**** Exercise materials ****

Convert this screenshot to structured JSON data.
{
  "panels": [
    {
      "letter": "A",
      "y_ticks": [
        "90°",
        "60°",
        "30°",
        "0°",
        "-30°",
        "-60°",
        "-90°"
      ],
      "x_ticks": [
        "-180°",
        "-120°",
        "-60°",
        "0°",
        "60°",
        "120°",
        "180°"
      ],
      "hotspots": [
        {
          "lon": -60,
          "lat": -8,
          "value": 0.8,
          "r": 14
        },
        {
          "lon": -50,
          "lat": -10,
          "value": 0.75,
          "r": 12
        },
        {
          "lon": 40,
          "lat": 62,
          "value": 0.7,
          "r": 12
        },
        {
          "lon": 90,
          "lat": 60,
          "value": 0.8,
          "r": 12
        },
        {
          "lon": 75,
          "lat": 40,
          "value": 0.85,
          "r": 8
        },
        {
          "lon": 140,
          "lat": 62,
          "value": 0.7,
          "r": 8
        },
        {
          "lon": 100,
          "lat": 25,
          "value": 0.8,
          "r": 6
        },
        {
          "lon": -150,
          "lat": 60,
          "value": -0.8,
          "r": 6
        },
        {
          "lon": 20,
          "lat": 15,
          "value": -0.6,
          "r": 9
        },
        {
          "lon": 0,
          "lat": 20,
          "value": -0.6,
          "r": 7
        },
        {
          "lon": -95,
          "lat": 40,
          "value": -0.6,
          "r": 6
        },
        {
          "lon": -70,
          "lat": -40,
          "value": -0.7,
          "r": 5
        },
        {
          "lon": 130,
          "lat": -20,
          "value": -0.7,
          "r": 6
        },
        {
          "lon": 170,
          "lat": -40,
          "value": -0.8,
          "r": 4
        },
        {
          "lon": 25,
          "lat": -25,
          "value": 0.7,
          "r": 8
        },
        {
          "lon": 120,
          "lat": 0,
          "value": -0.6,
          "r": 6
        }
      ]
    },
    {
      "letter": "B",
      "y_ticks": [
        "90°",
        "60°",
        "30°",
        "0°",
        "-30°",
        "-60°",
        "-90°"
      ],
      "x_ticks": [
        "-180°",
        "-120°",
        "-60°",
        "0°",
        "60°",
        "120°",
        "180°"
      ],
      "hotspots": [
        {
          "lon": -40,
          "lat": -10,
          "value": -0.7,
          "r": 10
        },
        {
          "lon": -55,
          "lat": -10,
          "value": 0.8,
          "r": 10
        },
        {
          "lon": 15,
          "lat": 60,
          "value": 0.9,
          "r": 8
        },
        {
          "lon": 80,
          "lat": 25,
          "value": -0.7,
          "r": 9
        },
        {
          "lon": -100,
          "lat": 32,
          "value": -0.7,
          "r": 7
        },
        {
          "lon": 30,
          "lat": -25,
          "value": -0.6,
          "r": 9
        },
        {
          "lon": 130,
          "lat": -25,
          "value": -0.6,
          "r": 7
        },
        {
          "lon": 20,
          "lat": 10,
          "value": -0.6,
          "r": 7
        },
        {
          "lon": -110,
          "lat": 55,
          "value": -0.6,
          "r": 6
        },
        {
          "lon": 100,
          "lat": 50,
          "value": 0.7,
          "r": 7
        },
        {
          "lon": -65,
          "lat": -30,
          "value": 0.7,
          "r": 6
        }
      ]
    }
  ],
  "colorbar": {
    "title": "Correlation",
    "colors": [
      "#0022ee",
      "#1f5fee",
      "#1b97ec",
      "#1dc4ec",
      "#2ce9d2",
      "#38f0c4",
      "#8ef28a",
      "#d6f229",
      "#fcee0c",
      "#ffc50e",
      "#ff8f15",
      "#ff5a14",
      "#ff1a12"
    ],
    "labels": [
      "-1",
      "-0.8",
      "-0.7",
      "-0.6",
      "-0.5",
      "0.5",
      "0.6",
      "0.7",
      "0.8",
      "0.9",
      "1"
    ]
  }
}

****

### Exercise goal
All of the material must be reproduced exactly.

### Worked answer
Convert this screenshot to structured JSON data.
{
  "panels": [
    {
      "letter": "A",
      "y_ticks": [
        "90°",
        "60°",
        "30°",
        "0°",
        "-30°",
        "-60°",
        "-90°"
      ],
      "x_ticks": [
        "-180°",
        "-120°",
        "-60°",
        "0°",
        "60°",
        "120°",
        "180°"
      ],
      "hotspots": [
        {
          "lon": -60,
          "lat": -8,
          "value": 0.8,
          "r": 14
        },
        {
          "lon": -50,
          "lat": -10,
          "value": 0.75,
          "r": 12
        },
        {
          "lon": 40,
          "lat": 62,
          "value": 0.7,
          "r": 12
        },
        {
          "lon": 90,
          "lat": 60,
          "value": 0.8,
          "r": 12
        },
        {
          "lon": 75,
          "lat": 40,
          "value": 0.85,
          "r": 8
        },
        {
          "lon": 140,
          "lat": 62,
          "value": 0.7,
          "r": 8
        },
        {
          "lon": 100,
          "lat": 25,
          "value": 0.8,
          "r": 6
        },
        {
          "lon": -150,
          "lat": 60,
          "value": -0.8,
          "r": 6
        },
        {
          "lon": 20,
          "lat": 15,
          "value": -0.6,
          "r": 9
        },
        {
          "lon": 0,
          "lat": 20,
          "value": -0.6,
          "r": 7
        },
        {
          "lon": -95,
          "lat": 40,
          "value": -0.6,
          "r": 6
        },
        {
          "lon": -70,
          "lat": -40,
          "value": -0.7,
          "r": 5
        },
        {
          "lon": 130,
          "lat": -20,
          "value": -0.7,
          "r": 6
        },
        {
          "lon": 170,
          "lat": -40,
          "value": -0.8,
          "r": 4
        },
        {
          "lon": 25,
          "lat": -25,
          "value": 0.7,
          "r": 8
        },
        {
          "lon": 120,
          "lat": 0,
          "value": -0.6,
          "r": 6
        }
      ]
    },
    {
      "letter": "B",
      "y_ticks": [
        "90°",
        "60°",
        "30°",
        "0°",
        "-30°",
        "-60°",
        "-90°"
      ],
      "x_ticks": [
        "-180°",
        "-120°",
        "-60°",
        "0°",
        "60°",
        "120°",
        "180°"
      ],
      "hotspots": [
        {
          "lon": -40,
          "lat": -10,
          "value": -0.7,
          "r": 10
        },
        {
          "lon": -55,
          "lat": -10,
          "value": 0.8,
          "r": 10
        },
        {
          "lon": 15,
          "lat": 60,
          "value": 0.9,
          "r": 8
        },
        {
          "lon": 80,
          "lat": 25,
          "value": -0.7,
          "r": 9
        },
        {
          "lon": -100,
          "lat": 32,
          "value": -0.7,
          "r": 7
        },
        {
          "lon": 30,
          "lat": -25,
          "value": -0.6,
          "r": 9
        },
        {
          "lon": 130,
          "lat": -25,
          "value": -0.6,
          "r": 7
        },
        {
          "lon": 20,
          "lat": 10,
          "value": -0.6,
          "r": 7
        },
        {
          "lon": -110,
          "lat": 55,
          "value": -0.6,
          "r": 6
        },
        {
          "lon": 100,
          "lat": 50,
          "value": 0.7,
          "r": 7
        },
        {
          "lon": -65,
          "lat": -30,
          "value": 0.7,
          "r": 6
        }
      ]
    }
  ],
  "colorbar": {
    "title": "Correlation",
    "colors": [
      "#0022ee",
      "#1f5fee",
      "#1b97ec",
      "#1dc4ec",
      "#2ce9d2",
      "#38f0c4",
      "#8ef28a",
      "#d6f229",
      "#fcee0c",
      "#ffc50e",
      "#ff8f15",
      "#ff5a14",
      "#ff1a12"
    ],
    "labels": [
      "-1",
      "-0.8",
      "-0.7",
      "-0.6",
      "-0.5",
      "0.5",
      "0.6",
      "0.7",
      "0.8",
      "0.9",
      "1"
    ]
  }
}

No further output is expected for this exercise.